→ **Stored records**:

⁂

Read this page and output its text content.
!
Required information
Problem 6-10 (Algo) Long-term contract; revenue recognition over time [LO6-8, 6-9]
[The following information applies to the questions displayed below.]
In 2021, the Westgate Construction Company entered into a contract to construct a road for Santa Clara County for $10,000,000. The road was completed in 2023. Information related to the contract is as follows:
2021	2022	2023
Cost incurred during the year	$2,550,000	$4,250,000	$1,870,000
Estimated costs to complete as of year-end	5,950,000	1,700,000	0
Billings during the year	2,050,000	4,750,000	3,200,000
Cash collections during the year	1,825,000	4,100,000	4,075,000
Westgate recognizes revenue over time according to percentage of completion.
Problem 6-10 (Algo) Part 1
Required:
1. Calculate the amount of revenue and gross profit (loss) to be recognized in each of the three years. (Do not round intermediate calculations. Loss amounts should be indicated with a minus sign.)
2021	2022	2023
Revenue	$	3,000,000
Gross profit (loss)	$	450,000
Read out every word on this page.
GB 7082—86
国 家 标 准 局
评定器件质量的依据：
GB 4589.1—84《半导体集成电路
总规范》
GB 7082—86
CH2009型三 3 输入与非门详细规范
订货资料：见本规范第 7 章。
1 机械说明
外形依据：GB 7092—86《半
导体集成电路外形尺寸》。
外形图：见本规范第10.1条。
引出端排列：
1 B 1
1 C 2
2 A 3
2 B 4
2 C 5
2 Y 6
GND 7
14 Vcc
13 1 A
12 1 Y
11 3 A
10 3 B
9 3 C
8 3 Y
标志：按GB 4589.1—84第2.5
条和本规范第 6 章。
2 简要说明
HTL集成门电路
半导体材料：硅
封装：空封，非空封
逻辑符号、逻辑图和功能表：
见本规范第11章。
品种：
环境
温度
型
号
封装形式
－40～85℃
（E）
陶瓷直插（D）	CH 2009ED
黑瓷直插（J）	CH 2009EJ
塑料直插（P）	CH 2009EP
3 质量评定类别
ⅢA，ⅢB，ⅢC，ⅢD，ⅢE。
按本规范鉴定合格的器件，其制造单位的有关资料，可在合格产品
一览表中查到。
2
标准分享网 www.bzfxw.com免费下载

⁂

→ **Job**:
Of the lines above, copy each that contains "over".

→ **Task response**:
Problem 6-10 (Algo) Long-term contract; revenue recognition over time [LO6-8, 6-9]
Westgate recognizes revenue over time according to percentage of completion.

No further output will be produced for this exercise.